--- START OF Information given ---

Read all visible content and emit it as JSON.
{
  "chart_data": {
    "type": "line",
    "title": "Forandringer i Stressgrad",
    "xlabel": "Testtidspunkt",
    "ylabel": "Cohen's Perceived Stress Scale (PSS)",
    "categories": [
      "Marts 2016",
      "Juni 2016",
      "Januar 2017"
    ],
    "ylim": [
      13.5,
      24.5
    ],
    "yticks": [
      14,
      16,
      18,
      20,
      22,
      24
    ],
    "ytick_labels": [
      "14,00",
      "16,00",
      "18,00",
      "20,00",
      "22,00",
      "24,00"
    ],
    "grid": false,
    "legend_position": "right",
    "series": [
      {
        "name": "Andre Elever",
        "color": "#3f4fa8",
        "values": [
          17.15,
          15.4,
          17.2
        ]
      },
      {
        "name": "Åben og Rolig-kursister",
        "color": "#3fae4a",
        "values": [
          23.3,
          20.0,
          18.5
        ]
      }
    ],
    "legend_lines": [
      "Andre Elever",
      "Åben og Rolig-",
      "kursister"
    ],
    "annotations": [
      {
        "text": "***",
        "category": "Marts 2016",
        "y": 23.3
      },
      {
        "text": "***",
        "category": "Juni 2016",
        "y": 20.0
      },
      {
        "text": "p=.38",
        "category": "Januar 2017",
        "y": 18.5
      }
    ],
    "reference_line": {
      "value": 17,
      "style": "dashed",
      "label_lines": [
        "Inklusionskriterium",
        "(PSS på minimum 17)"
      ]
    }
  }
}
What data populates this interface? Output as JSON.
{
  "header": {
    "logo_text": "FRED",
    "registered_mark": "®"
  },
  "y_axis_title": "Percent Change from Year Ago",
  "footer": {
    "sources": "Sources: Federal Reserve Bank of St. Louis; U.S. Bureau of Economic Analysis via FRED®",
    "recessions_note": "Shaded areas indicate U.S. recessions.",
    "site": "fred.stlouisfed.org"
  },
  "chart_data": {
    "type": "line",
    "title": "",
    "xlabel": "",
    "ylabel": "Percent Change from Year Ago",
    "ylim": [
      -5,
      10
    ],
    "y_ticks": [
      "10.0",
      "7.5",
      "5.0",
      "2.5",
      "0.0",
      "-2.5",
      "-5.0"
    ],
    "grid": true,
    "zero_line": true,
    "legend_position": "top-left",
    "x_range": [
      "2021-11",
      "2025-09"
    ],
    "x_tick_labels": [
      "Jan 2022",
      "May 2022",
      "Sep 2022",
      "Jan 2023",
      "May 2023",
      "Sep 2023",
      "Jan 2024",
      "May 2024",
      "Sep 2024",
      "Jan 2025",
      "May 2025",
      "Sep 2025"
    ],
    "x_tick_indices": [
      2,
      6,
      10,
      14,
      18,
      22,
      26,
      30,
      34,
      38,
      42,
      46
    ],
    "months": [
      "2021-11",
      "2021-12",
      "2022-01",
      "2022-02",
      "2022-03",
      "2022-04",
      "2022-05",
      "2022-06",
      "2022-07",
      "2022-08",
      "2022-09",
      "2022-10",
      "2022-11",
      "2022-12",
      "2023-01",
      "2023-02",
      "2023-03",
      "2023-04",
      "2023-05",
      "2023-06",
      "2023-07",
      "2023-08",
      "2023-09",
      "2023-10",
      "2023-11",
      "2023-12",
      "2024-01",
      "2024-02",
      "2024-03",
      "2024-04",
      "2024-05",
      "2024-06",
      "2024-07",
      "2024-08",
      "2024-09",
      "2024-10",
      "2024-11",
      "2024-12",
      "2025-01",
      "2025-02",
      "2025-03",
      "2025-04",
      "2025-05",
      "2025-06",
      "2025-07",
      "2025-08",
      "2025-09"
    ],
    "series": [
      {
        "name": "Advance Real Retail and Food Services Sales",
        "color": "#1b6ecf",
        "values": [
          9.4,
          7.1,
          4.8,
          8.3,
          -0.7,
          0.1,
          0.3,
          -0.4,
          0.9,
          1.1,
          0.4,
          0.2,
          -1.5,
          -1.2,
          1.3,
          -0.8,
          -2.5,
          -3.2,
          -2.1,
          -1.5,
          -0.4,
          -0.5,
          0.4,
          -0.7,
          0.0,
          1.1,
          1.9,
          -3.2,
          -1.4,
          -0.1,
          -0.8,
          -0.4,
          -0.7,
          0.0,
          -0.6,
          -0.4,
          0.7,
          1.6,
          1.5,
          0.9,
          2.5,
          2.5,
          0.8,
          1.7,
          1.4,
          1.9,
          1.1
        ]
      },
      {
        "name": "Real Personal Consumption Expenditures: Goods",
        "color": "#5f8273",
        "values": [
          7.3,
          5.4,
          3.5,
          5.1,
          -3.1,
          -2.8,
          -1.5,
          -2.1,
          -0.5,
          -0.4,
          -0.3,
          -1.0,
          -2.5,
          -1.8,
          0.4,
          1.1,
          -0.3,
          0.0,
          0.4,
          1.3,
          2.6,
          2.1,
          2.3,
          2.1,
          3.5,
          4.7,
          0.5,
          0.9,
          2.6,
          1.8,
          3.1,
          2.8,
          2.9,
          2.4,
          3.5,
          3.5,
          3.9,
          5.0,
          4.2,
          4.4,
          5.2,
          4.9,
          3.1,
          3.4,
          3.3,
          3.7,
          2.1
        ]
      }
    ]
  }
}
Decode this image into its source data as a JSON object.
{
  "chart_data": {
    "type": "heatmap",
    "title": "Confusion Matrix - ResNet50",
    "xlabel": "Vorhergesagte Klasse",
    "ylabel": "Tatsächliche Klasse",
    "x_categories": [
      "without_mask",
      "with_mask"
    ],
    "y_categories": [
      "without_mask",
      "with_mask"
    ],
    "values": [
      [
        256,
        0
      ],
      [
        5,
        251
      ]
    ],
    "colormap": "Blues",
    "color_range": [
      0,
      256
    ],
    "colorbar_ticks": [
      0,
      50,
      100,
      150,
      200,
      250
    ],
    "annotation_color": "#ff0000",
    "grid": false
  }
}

--- END OF Information given ---

Reproduce the full listing word for word.

Read all visible content and emit it as JSON.
{
  "chart_data": {
    "type": "line",
    "title": "Forandringer i Stressgrad",
    "xlabel": "Testtidspunkt",
    "ylabel": "Cohen's Perceived Stress Scale (PSS)",
    "categories": [
      "Marts 2016",
      "Juni 2016",
      "Januar 2017"
    ],
    "ylim": [
      13.5,
      24.5
    ],
    "yticks": [
      14,
      16,
      18,
      20,
      22,
      24
    ],
    "ytick_labels": [
      "14,00",
      "16,00",
      "18,00",
      "20,00",
      "22,00",
      "24,00"
    ],
    "grid": false,
    "legend_position": "right",
    "series": [
      {
        "name": "Andre Elever",
        "color": "#3f4fa8",
        "values": [
          17.15,
          15.4,
          17.2
        ]
      },
      {
        "name": "Åben og Rolig-kursister",
        "color": "#3fae4a",
        "values": [
          23.3,
          20.0,
          18.5
        ]
      }
    ],
    "legend_lines": [
      "Andre Elever",
      "Åben og Rolig-",
      "kursister"
    ],
    "annotations": [
      {
        "text": "***",
        "category": "Marts 2016",
        "y": 23.3
      },
      {
        "text": "***",
        "category": "Juni 2016",
        "y": 20.0
      },
      {
        "text": "p=.38",
        "category": "Januar 2017",
        "y": 18.5
      }
    ],
    "reference_line": {
      "value": 17,
      "style": "dashed",
      "label_lines": [
        "Inklusionskriterium",
        "(PSS på minimum 17)"
      ]
    }
  }
}
What data populates this interface? Output as JSON.
{
  "header": {
    "logo_text": "FRED",
    "registered_mark": "®"
  },
  "y_axis_title": "Percent Change from Year Ago",
  "footer": {
    "sources": "Sources: Federal Reserve Bank of St. Louis; U.S. Bureau of Economic Analysis via FRED®",
    "recessions_note": "Shaded areas indicate U.S. recessions.",
    "site": "fred.stlouisfed.org"
  },
  "chart_data": {
    "type": "line",
    "title": "",
    "xlabel": "",
    "ylabel": "Percent Change from Year Ago",
    "ylim": [
      -5,
      10
    ],
    "y_ticks": [
      "10.0",
      "7.5",
      "5.0",
      "2.5",
      "0.0",
      "-2.5",
      "-5.0"
    ],
    "grid": true,
    "zero_line": true,
    "legend_position": "top-left",
    "x_range": [
      "2021-11",
      "2025-09"
    ],
    "x_tick_labels": [
      "Jan 2022",
      "May 2022",
      "Sep 2022",
      "Jan 2023",
      "May 2023",
      "Sep 2023",
      "Jan 2024",
      "May 2024",
      "Sep 2024",
      "Jan 2025",
      "May 2025",
      "Sep 2025"
    ],
    "x_tick_indices": [
      2,
      6,
      10,
      14,
      18,
      22,
      26,
      30,
      34,
      38,
      42,
      46
    ],
    "months": [
      "2021-11",
      "2021-12",
      "2022-01",
      "2022-02",
      "2022-03",
      "2022-04",
      "2022-05",
      "2022-06",
      "2022-07",
      "2022-08",
      "2022-09",
      "2022-10",
      "2022-11",
      "2022-12",
      "2023-01",
      "2023-02",
      "2023-03",
      "2023-04",
      "2023-05",
      "2023-06",
      "2023-07",
      "2023-08",
      "2023-09",
      "2023-10",
      "2023-11",
      "2023-12",
      "2024-01",
      "2024-02",
      "2024-03",
      "2024-04",
      "2024-05",
      "2024-06",
      "2024-07",
      "2024-08",
      "2024-09",
      "2024-10",
      "2024-11",
      "2024-12",
      "2025-01",
      "2025-02",
      "2025-03",
      "2025-04",
      "2025-05",
      "2025-06",
      "2025-07",
      "2025-08",
      "2025-09"
    ],
    "series": [
      {
        "name": "Advance Real Retail and Food Services Sales",
        "color": "#1b6ecf",
        "values": [
          9.4,
          7.1,
          4.8,
          8.3,
          -0.7,
          0.1,
          0.3,
          -0.4,
          0.9,
          1.1,
          0.4,
          0.2,
          -1.5,
          -1.2,
          1.3,
          -0.8,
          -2.5,
          -3.2,
          -2.1,
          -1.5,
          -0.4,
          -0.5,
          0.4,
          -0.7,
          0.0,
          1.1,
          1.9,
          -3.2,
          -1.4,
          -0.1,
          -0.8,
          -0.4,
          -0.7,
          0.0,
          -0.6,
          -0.4,
          0.7,
          1.6,
          1.5,
          0.9,
          2.5,
          2.5,
          0.8,
          1.7,
          1.4,
          1.9,
          1.1
        ]
      },
      {
        "name": "Real Personal Consumption Expenditures: Goods",
        "color": "#5f8273",
        "values": [
          7.3,
          5.4,
          3.5,
          5.1,
          -3.1,
          -2.8,
          -1.5,
          -2.1,
          -0.5,
          -0.4,
          -0.3,
          -1.0,
          -2.5,
          -1.8,
          0.4,
          1.1,
          -0.3,
          0.0,
          0.4,
          1.3,
          2.6,
          2.1,
          2.3,
          2.1,
          3.5,
          4.7,
          0.5,
          0.9,
          2.6,
          1.8,
          3.1,
          2.8,
          2.9,
          2.4,
          3.5,
          3.5,
          3.9,
          5.0,
          4.2,
          4.4,
          5.2,
          4.9,
          3.1,
          3.4,
          3.3,
          3.7,
          2.1
        ]
      }
    ]
  }
}
Decode this image into its source data as a JSON object.
{
  "chart_data": {
    "type": "heatmap",
    "title": "Confusion Matrix - ResNet50",
    "xlabel": "Vorhergesagte Klasse",
    "ylabel": "Tatsächliche Klasse",
    "x_categories": [
      "without_mask",
      "with_mask"
    ],
    "y_categories": [
      "without_mask",
      "with_mask"
    ],
    "values": [
      [
        256,
        0
      ],
      [
        5,
        251
      ]
    ],
    "colormap": "Blues",
    "color_range": [
      0,
      256
    ],
    "colorbar_ticks": [
      0,
      50,
      100,
      150,
      200,
      250
    ],
    "annotation_color": "#ff0000",
    "grid": false
  }
}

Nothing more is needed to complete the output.